** BRIEF **
Retype every entry in its entirety, without alteration.

** GIVEN DATA **

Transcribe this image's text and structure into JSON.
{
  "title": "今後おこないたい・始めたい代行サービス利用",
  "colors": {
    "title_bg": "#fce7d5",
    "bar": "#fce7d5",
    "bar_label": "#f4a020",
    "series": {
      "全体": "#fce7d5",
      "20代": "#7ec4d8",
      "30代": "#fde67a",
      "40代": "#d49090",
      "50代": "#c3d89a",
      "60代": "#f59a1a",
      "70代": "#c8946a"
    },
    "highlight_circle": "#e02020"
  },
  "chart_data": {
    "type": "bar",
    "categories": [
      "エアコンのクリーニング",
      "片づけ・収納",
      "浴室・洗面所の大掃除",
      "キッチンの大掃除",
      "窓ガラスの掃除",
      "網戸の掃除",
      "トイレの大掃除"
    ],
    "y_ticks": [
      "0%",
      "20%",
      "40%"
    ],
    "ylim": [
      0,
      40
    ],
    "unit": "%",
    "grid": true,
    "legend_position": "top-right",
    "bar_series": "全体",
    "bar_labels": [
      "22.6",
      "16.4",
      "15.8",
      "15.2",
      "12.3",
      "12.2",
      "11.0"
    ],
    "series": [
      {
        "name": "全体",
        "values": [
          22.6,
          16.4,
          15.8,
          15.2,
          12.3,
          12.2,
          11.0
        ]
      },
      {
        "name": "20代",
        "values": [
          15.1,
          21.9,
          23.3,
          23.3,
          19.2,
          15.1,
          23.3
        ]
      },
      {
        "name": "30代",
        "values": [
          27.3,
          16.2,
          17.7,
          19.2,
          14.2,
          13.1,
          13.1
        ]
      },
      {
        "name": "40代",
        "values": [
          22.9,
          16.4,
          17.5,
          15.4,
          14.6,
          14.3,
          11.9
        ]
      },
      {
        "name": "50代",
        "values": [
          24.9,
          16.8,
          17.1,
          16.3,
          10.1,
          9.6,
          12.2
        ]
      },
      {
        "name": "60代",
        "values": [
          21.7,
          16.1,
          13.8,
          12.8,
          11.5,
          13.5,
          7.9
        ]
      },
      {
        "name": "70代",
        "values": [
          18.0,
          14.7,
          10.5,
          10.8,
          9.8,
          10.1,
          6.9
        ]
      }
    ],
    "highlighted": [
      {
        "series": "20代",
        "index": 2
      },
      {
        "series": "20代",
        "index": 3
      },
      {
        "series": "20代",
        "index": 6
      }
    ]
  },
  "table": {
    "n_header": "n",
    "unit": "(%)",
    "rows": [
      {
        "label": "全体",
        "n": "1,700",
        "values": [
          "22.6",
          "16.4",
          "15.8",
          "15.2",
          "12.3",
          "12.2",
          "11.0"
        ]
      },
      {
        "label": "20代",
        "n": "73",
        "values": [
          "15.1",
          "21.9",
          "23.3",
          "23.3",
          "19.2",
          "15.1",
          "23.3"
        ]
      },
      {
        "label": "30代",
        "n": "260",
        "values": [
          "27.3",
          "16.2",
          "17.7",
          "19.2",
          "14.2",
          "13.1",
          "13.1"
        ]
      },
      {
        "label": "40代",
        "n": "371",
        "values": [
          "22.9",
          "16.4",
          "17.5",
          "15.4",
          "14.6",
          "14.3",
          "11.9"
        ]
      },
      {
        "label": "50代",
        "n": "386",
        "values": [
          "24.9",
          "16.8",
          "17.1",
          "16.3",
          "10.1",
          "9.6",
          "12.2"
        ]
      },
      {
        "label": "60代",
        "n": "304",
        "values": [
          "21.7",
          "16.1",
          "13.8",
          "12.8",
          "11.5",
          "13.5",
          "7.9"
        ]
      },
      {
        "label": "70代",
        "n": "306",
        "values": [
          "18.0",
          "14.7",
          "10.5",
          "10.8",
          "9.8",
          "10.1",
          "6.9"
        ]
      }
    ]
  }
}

** ANSWER TO THIS PROBLEM **
Transcribe this image's text and structure into JSON.
{
  "title": "今後おこないたい・始めたい代行サービス利用",
  "colors": {
    "title_bg": "#fce7d5",
    "bar": "#fce7d5",
    "bar_label": "#f4a020",
    "series": {
      "全体": "#fce7d5",
      "20代": "#7ec4d8",
      "30代": "#fde67a",
      "40代": "#d49090",
      "50代": "#c3d89a",
      "60代": "#f59a1a",
      "70代": "#c8946a"
    },
    "highlight_circle": "#e02020"
  },
  "chart_data": {
    "type": "bar",
    "categories": [
      "エアコンのクリーニング",
      "片づけ・収納",
      "浴室・洗面所の大掃除",
      "キッチンの大掃除",
      "窓ガラスの掃除",
      "網戸の掃除",
      "トイレの大掃除"
    ],
    "y_ticks": [
      "0%",
      "20%",
      "40%"
    ],
    "ylim": [
      0,
      40
    ],
    "unit": "%",
    "grid": true,
    "legend_position": "top-right",
    "bar_series": "全体",
    "bar_labels": [
      "22.6",
      "16.4",
      "15.8",
      "15.2",
      "12.3",
      "12.2",
      "11.0"
    ],
    "series": [
      {
        "name": "全体",
        "values": [
          22.6,
          16.4,
          15.8,
          15.2,
          12.3,
          12.2,
          11.0
        ]
      },
      {
        "name": "20代",
        "values": [
          15.1,
          21.9,
          23.3,
          23.3,
          19.2,
          15.1,
          23.3
        ]
      },
      {
        "name": "30代",
        "values": [
          27.3,
          16.2,
          17.7,
          19.2,
          14.2,
          13.1,
          13.1
        ]
      },
      {
        "name": "40代",
        "values": [
          22.9,
          16.4,
          17.5,
          15.4,
          14.6,
          14.3,
          11.9
        ]
      },
      {
        "name": "50代",
        "values": [
          24.9,
          16.8,
          17.1,
          16.3,
          10.1,
          9.6,
          12.2
        ]
      },
      {
        "name": "60代",
        "values": [
          21.7,
          16.1,
          13.8,
          12.8,
          11.5,
          13.5,
          7.9
        ]
      },
      {
        "name": "70代",
        "values": [
          18.0,
          14.7,
          10.5,
          10.8,
          9.8,
          10.1,
          6.9
        ]
      }
    ],
    "highlighted": [
      {
        "series": "20代",
        "index": 2
      },
      {
        "series": "20代",
        "index": 3
      },
      {
        "series": "20代",
        "index": 6
      }
    ]
  },
  "table": {
    "n_header": "n",
    "unit": "(%)",
    "rows": [
      {
        "label": "全体",
        "n": "1,700",
        "values": [
          "22.6",
          "16.4",
          "15.8",
          "15.2",
          "12.3",
          "12.2",
          "11.0"
        ]
      },
      {
        "label": "20代",
        "n": "73",
        "values": [
          "15.1",
          "21.9",
          "23.3",
          "23.3",
          "19.2",
          "15.1",
          "23.3"
        ]
      },
      {
        "label": "30代",
        "n": "260",
        "values": [
          "27.3",
          "16.2",
          "17.7",
          "19.2",
          "14.2",
          "13.1",
          "13.1"
        ]
      },
      {
        "label": "40代",
        "n": "371",
        "values": [
          "22.9",
          "16.4",
          "17.5",
          "15.4",
          "14.6",
          "14.3",
          "11.9"
        ]
      },
      {
        "label": "50代",
        "n": "386",
        "values": [
          "24.9",
          "16.8",
          "17.1",
          "16.3",
          "10.1",
          "9.6",
          "12.2"
        ]
      },
      {
        "label": "60代",
        "n": "304",
        "values": [
          "21.7",
          "16.1",
          "13.8",
          "12.8",
          "11.5",
          "13.5",
          "7.9"
        ]
      },
      {
        "label": "70代",
        "n": "306",
        "values": [
          "18.0",
          "14.7",
          "10.5",
          "10.8",
          "9.8",
          "10.1",
          "6.9"
        ]
      }
    ]
  }
}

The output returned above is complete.